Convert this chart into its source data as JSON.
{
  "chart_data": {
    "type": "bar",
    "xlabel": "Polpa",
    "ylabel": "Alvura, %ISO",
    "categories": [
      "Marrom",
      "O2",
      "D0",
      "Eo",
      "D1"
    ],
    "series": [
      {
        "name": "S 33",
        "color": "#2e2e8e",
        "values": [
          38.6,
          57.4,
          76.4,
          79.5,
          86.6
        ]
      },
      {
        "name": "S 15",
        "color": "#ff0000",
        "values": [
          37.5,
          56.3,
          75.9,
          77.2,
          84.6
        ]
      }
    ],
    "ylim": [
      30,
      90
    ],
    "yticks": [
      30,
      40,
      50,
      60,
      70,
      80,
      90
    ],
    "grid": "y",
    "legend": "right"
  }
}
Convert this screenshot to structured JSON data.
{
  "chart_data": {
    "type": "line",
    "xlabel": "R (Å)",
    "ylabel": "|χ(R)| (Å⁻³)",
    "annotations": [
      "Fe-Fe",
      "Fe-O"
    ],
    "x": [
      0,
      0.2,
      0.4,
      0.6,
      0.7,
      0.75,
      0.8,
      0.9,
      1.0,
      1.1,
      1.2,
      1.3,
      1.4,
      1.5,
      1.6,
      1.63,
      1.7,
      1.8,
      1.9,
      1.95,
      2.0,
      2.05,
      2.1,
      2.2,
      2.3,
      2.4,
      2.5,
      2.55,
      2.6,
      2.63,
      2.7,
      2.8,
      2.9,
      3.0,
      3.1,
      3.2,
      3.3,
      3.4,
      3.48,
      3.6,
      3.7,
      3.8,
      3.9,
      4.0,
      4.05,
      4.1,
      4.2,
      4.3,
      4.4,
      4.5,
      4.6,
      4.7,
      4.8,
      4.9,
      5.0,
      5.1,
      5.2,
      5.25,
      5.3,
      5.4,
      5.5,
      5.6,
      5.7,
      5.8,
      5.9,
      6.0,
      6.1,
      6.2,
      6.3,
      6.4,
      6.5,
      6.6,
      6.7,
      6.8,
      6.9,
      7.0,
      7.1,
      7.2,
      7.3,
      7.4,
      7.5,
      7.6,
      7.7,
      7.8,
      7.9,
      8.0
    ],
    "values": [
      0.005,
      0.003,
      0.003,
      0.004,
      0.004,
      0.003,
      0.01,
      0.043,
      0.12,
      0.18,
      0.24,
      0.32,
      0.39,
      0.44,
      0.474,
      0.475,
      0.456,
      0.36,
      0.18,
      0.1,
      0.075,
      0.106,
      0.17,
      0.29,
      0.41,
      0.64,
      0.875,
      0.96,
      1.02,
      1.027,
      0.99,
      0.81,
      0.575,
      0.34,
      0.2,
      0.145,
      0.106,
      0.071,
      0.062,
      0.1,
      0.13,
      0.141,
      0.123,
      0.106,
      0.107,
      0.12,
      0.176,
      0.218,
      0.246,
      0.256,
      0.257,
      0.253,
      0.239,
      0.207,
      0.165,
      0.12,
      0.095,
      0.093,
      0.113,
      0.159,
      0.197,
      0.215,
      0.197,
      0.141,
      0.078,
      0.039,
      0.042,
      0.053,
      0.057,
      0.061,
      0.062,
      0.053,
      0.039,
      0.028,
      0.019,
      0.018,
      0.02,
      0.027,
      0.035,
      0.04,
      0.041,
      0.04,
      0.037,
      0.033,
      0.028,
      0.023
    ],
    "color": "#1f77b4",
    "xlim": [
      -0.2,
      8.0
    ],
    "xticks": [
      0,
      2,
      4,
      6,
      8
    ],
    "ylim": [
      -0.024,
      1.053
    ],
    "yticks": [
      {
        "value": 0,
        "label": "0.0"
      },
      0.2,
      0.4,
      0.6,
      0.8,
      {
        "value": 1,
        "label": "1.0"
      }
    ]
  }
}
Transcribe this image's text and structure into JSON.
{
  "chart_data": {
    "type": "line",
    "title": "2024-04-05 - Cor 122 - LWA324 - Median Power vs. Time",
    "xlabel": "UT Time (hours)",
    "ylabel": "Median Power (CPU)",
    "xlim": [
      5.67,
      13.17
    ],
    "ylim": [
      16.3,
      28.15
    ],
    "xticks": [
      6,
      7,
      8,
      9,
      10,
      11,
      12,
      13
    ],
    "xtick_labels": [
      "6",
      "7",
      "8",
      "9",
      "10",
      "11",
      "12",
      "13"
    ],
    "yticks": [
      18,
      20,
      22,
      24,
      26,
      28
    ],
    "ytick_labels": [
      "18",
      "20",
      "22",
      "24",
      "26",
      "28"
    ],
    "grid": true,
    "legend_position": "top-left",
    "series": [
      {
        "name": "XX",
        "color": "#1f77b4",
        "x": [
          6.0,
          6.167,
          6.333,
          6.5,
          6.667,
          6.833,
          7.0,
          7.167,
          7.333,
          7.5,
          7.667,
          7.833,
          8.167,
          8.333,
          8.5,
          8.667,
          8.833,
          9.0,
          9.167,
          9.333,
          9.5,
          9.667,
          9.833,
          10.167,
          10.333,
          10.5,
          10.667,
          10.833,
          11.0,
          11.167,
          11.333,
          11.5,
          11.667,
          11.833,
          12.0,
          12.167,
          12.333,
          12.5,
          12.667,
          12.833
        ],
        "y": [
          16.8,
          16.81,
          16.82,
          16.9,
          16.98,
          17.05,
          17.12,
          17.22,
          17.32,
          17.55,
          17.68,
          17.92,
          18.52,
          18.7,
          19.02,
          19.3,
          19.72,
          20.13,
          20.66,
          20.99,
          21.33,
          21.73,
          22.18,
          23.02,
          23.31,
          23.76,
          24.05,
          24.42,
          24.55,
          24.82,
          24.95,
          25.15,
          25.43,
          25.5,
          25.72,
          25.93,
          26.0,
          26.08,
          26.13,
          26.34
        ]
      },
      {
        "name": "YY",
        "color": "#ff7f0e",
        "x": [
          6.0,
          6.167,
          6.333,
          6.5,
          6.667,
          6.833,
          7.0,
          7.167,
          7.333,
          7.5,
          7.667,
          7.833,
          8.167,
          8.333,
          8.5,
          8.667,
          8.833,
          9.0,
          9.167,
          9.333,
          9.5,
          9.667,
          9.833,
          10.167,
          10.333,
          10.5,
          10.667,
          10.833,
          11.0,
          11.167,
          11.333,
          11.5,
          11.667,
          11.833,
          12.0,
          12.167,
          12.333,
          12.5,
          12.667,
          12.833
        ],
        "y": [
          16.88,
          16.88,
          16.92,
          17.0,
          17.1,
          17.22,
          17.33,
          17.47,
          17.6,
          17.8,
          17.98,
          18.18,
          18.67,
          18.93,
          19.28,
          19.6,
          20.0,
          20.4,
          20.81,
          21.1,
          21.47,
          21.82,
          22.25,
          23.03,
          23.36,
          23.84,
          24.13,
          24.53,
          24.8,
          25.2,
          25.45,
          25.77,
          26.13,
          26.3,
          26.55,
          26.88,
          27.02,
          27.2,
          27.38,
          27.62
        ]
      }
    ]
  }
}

§ Task requirements: Give only the number of lines in the material above where the string "Median" appears.

§ Result below: 2